> **Direction**
Reproduce each line of the material precisely.

----------

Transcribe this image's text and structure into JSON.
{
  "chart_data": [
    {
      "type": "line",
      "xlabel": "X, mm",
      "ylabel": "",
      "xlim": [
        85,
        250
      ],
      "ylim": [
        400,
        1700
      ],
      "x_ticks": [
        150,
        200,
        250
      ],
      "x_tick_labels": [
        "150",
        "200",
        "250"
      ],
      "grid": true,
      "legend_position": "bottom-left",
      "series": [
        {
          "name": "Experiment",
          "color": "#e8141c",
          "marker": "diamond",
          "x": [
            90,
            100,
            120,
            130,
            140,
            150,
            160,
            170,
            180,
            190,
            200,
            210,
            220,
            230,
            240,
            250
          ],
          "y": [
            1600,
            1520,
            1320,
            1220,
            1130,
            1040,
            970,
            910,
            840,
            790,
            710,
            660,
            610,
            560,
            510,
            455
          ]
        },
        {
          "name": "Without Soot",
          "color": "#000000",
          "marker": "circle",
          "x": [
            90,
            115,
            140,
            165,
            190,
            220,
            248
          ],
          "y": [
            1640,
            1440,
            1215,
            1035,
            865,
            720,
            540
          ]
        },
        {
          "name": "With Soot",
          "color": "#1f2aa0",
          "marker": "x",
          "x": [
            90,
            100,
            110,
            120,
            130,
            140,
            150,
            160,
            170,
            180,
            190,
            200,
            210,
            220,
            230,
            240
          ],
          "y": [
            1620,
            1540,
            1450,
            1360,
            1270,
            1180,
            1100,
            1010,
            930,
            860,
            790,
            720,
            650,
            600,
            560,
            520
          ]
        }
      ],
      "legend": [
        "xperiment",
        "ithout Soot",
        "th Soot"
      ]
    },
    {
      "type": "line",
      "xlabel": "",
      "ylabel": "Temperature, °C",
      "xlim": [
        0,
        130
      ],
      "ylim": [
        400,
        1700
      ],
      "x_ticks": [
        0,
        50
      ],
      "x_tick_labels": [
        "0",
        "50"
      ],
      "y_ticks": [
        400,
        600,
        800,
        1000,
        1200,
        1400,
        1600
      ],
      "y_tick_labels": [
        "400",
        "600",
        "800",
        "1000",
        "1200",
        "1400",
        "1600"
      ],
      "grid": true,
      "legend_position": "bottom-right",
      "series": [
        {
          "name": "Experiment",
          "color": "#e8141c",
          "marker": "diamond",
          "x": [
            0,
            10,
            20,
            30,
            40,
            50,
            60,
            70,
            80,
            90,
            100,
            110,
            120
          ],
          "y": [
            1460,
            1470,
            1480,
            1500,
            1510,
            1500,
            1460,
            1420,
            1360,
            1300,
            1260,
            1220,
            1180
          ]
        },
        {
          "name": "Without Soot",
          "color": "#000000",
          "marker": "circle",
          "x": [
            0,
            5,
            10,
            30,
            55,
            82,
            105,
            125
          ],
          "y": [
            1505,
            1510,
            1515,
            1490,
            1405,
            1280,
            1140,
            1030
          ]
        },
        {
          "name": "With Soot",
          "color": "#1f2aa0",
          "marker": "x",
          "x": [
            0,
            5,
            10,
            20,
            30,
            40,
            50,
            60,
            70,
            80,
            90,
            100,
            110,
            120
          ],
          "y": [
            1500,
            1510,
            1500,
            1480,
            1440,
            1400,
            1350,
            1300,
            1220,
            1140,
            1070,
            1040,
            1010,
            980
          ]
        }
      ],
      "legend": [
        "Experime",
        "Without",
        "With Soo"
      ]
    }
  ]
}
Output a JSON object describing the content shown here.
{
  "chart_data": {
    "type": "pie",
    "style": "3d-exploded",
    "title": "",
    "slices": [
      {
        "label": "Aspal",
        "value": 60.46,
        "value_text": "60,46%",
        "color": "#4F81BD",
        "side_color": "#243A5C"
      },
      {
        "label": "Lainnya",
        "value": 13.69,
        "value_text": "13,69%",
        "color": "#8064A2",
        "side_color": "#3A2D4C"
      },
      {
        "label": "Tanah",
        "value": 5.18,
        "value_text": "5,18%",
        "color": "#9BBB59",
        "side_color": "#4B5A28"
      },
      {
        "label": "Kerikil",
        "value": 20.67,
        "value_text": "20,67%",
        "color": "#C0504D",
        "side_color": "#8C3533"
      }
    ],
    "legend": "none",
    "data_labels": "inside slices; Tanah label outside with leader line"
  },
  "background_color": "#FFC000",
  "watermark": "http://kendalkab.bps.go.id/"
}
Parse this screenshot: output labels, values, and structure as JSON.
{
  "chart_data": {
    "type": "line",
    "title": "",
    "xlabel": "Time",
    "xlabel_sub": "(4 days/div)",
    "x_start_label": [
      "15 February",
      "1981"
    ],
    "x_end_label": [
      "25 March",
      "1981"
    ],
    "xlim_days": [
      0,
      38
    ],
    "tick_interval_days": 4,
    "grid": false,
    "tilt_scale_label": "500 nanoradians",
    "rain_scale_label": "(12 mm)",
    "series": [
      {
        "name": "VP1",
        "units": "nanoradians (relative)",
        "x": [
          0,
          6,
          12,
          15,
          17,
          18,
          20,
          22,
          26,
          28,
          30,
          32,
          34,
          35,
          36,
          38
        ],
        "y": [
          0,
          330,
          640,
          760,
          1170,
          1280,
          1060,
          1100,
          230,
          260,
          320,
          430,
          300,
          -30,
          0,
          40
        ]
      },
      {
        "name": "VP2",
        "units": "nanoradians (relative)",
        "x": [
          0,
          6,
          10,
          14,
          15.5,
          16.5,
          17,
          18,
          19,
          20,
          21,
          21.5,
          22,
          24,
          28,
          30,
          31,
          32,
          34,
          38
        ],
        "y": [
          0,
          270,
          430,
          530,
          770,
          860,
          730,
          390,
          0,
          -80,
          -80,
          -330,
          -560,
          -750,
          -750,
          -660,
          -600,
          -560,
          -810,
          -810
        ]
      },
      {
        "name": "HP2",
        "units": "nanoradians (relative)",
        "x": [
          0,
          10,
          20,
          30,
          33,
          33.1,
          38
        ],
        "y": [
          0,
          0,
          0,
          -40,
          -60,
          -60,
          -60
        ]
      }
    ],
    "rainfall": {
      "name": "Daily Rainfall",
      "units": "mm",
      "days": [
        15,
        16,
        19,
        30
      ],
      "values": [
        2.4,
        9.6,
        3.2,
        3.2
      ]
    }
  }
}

----------

> **Solution to this exercise**
Transcribe this image's text and structure into JSON.
{
  "chart_data": [
    {
      "type": "line",
      "xlabel": "X, mm",
      "ylabel": "",
      "xlim": [
        85,
        250
      ],
      "ylim": [
        400,
        1700
      ],
      "x_ticks": [
        150,
        200,
        250
      ],
      "x_tick_labels": [
        "150",
        "200",
        "250"
      ],
      "grid": true,
      "legend_position": "bottom-left",
      "series": [
        {
          "name": "Experiment",
          "color": "#e8141c",
          "marker": "diamond",
          "x": [
            90,
            100,
            120,
            130,
            140,
            150,
            160,
            170,
            180,
            190,
            200,
            210,
            220,
            230,
            240,
            250
          ],
          "y": [
            1600,
            1520,
            1320,
            1220,
            1130,
            1040,
            970,
            910,
            840,
            790,
            710,
            660,
            610,
            560,
            510,
            455
          ]
        },
        {
          "name": "Without Soot",
          "color": "#000000",
          "marker": "circle",
          "x": [
            90,
            115,
            140,
            165,
            190,
            220,
            248
          ],
          "y": [
            1640,
            1440,
            1215,
            1035,
            865,
            720,
            540
          ]
        },
        {
          "name": "With Soot",
          "color": "#1f2aa0",
          "marker": "x",
          "x": [
            90,
            100,
            110,
            120,
            130,
            140,
            150,
            160,
            170,
            180,
            190,
            200,
            210,
            220,
            230,
            240
          ],
          "y": [
            1620,
            1540,
            1450,
            1360,
            1270,
            1180,
            1100,
            1010,
            930,
            860,
            790,
            720,
            650,
            600,
            560,
            520
          ]
        }
      ],
      "legend": [
        "xperiment",
        "ithout Soot",
        "th Soot"
      ]
    },
    {
      "type": "line",
      "xlabel": "",
      "ylabel": "Temperature, °C",
      "xlim": [
        0,
        130
      ],
      "ylim": [
        400,
        1700
      ],
      "x_ticks": [
        0,
        50
      ],
      "x_tick_labels": [
        "0",
        "50"
      ],
      "y_ticks": [
        400,
        600,
        800,
        1000,
        1200,
        1400,
        1600
      ],
      "y_tick_labels": [
        "400",
        "600",
        "800",
        "1000",
        "1200",
        "1400",
        "1600"
      ],
      "grid": true,
      "legend_position": "bottom-right",
      "series": [
        {
          "name": "Experiment",
          "color": "#e8141c",
          "marker": "diamond",
          "x": [
            0,
            10,
            20,
            30,
            40,
            50,
            60,
            70,
            80,
            90,
            100,
            110,
            120
          ],
          "y": [
            1460,
            1470,
            1480,
            1500,
            1510,
            1500,
            1460,
            1420,
            1360,
            1300,
            1260,
            1220,
            1180
          ]
        },
        {
          "name": "Without Soot",
          "color": "#000000",
          "marker": "circle",
          "x": [
            0,
            5,
            10,
            30,
            55,
            82,
            105,
            125
          ],
          "y": [
            1505,
            1510,
            1515,
            1490,
            1405,
            1280,
            1140,
            1030
          ]
        },
        {
          "name": "With Soot",
          "color": "#1f2aa0",
          "marker": "x",
          "x": [
            0,
            5,
            10,
            20,
            30,
            40,
            50,
            60,
            70,
            80,
            90,
            100,
            110,
            120
          ],
          "y": [
            1500,
            1510,
            1500,
            1480,
            1440,
            1400,
            1350,
            1300,
            1220,
            1140,
            1070,
            1040,
            1010,
            980
          ]
        }
      ],
      "legend": [
        "Experime",
        "Without",
        "With Soo"
      ]
    }
  ]
}
Output a JSON object describing the content shown here.
{
  "chart_data": {
    "type": "pie",
    "style": "3d-exploded",
    "title": "",
    "slices": [
      {
        "label": "Aspal",
        "value": 60.46,
        "value_text": "60,46%",
        "color": "#4F81BD",
        "side_color": "#243A5C"
      },
      {
        "label": "Lainnya",
        "value": 13.69,
        "value_text": "13,69%",
        "color": "#8064A2",
        "side_color": "#3A2D4C"
      },
      {
        "label": "Tanah",
        "value": 5.18,
        "value_text": "5,18%",
        "color": "#9BBB59",
        "side_color": "#4B5A28"
      },
      {
        "label": "Kerikil",
        "value": 20.67,
        "value_text": "20,67%",
        "color": "#C0504D",
        "side_color": "#8C3533"
      }
    ],
    "legend": "none",
    "data_labels": "inside slices; Tanah label outside with leader line"
  },
  "background_color": "#FFC000",
  "watermark": "http://kendalkab.bps.go.id/"
}
Parse this screenshot: output labels, values, and structure as JSON.
{
  "chart_data": {
    "type": "line",
    "title": "",
    "xlabel": "Time",
    "xlabel_sub": "(4 days/div)",
    "x_start_label": [
      "15 February",
      "1981"
    ],
    "x_end_label": [
      "25 March",
      "1981"
    ],
    "xlim_days": [
      0,
      38
    ],
    "tick_interval_days": 4,
    "grid": false,
    "tilt_scale_label": "500 nanoradians",
    "rain_scale_label": "(12 mm)",
    "series": [
      {
        "name": "VP1",
        "units": "nanoradians (relative)",
        "x": [
          0,
          6,
          12,
          15,
          17,
          18,
          20,
          22,
          26,
          28,
          30,
          32,
          34,
          35,
          36,
          38
        ],
        "y": [
          0,
          330,
          640,
          760,
          1170,
          1280,
          1060,
          1100,
          230,
          260,
          320,
          430,
          300,
          -30,
          0,
          40
        ]
      },
      {
        "name": "VP2",
        "units": "nanoradians (relative)",
        "x": [
          0,
          6,
          10,
          14,
          15.5,
          16.5,
          17,
          18,
          19,
          20,
          21,
          21.5,
          22,
          24,
          28,
          30,
          31,
          32,
          34,
          38
        ],
        "y": [
          0,
          270,
          430,
          530,
          770,
          860,
          730,
          390,
          0,
          -80,
          -80,
          -330,
          -560,
          -750,
          -750,
          -660,
          -600,
          -560,
          -810,
          -810
        ]
      },
      {
        "name": "HP2",
        "units": "nanoradians (relative)",
        "x": [
          0,
          10,
          20,
          30,
          33,
          33.1,
          38
        ],
        "y": [
          0,
          0,
          0,
          -40,
          -60,
          -60,
          -60
        ]
      }
    ],
    "rainfall": {
      "name": "Daily Rainfall",
      "units": "mm",
      "days": [
        15,
        16,
        19,
        30
      ],
      "values": [
        2.4,
        9.6,
        3.2,
        3.2
      ]
    }
  }
}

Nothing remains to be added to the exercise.